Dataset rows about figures
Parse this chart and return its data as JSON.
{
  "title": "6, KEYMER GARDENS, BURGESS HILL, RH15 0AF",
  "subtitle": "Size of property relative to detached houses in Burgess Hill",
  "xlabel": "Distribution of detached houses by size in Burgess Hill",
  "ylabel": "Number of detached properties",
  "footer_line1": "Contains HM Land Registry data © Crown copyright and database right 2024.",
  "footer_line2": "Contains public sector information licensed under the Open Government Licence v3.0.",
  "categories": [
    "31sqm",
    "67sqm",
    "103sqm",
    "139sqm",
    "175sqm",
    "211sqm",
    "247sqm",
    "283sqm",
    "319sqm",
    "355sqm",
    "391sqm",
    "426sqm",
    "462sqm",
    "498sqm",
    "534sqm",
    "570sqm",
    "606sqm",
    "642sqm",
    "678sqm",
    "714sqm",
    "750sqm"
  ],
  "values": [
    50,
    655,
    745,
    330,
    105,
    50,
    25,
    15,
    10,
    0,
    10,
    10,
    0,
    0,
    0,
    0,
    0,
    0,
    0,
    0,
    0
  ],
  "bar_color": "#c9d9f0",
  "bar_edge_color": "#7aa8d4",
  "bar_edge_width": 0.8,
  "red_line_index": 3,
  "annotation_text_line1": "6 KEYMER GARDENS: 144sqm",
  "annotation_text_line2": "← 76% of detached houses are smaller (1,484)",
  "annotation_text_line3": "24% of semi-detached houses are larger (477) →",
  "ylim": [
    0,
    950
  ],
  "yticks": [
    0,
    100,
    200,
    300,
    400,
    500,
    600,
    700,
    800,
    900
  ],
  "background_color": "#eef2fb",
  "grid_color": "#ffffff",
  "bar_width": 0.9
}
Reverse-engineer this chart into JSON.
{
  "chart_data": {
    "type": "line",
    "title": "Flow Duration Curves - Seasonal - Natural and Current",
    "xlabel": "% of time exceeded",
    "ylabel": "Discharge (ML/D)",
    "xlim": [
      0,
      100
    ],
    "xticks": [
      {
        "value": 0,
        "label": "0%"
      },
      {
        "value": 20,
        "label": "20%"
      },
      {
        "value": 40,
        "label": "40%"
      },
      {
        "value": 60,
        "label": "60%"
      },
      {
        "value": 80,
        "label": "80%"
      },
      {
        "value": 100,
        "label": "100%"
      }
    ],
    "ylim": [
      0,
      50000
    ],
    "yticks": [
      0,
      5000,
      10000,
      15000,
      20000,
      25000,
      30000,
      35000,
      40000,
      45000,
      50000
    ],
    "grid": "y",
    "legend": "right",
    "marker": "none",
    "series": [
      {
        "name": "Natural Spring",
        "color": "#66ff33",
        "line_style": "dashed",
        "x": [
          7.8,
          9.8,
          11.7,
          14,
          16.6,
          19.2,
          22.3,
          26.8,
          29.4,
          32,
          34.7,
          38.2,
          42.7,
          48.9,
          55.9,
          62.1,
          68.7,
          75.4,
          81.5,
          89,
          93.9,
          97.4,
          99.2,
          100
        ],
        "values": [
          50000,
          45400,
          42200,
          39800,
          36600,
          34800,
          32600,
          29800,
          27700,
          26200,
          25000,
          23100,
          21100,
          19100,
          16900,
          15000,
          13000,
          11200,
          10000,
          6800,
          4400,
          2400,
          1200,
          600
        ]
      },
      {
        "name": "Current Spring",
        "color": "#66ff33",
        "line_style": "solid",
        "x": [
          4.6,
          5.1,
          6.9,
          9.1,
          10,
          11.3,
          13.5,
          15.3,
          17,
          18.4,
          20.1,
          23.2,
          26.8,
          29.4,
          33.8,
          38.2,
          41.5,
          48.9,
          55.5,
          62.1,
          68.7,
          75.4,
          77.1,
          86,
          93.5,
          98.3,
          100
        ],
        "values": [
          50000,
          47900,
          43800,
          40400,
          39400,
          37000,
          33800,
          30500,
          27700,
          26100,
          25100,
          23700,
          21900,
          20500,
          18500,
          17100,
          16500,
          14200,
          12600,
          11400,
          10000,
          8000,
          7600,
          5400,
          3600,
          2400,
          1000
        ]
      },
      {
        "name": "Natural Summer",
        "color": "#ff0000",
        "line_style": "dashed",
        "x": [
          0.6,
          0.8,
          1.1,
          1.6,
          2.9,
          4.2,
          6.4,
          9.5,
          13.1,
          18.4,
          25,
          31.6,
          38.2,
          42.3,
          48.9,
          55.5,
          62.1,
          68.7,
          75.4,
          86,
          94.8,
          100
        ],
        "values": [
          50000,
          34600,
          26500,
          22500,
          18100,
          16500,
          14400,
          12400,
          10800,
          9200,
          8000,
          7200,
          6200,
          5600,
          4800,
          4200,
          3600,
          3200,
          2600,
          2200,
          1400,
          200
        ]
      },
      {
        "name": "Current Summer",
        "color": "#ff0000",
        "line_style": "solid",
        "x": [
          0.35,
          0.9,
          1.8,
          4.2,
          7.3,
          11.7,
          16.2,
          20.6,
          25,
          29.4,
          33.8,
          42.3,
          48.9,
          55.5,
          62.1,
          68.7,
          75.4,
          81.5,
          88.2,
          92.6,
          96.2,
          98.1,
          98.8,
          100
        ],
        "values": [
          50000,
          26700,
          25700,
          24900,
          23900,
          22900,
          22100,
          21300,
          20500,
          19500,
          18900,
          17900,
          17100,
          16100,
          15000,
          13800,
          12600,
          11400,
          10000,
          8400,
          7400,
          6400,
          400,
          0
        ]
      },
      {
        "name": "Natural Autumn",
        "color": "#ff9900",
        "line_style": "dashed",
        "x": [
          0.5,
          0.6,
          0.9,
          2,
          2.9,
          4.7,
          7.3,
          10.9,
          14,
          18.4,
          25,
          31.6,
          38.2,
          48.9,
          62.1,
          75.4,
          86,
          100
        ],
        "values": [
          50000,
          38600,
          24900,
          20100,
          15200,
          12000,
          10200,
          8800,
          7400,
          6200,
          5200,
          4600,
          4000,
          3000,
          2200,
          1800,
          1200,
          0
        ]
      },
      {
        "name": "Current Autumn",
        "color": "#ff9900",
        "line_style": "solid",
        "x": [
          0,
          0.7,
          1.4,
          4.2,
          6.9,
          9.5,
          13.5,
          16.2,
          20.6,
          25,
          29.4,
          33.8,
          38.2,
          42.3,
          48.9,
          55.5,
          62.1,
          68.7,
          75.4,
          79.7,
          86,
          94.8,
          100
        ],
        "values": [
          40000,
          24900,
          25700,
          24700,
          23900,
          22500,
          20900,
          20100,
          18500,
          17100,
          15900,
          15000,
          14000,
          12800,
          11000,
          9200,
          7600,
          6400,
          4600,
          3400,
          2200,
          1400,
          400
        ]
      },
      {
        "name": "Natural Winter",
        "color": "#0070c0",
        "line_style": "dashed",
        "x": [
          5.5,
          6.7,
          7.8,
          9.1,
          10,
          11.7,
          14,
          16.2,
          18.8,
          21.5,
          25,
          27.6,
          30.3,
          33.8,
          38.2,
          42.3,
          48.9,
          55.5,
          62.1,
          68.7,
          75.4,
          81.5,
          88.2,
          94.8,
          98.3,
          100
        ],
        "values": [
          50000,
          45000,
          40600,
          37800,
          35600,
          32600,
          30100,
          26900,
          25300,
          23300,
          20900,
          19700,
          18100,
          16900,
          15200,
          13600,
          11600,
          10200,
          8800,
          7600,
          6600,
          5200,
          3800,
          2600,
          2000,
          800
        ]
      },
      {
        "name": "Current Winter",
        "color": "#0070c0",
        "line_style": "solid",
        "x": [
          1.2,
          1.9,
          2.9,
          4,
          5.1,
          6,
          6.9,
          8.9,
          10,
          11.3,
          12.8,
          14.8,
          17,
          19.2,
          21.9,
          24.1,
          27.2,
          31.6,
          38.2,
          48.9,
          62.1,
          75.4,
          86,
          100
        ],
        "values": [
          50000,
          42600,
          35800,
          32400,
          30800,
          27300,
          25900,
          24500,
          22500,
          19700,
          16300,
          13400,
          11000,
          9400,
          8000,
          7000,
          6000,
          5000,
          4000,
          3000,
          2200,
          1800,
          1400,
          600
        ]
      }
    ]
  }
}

=== EXERCISE PROMPT ===
Where a line contains "this", copy that line.

=== FINISHED ANSWER ===
Parse this chart and return its data as JSON.
Reverse-engineer this chart into JSON.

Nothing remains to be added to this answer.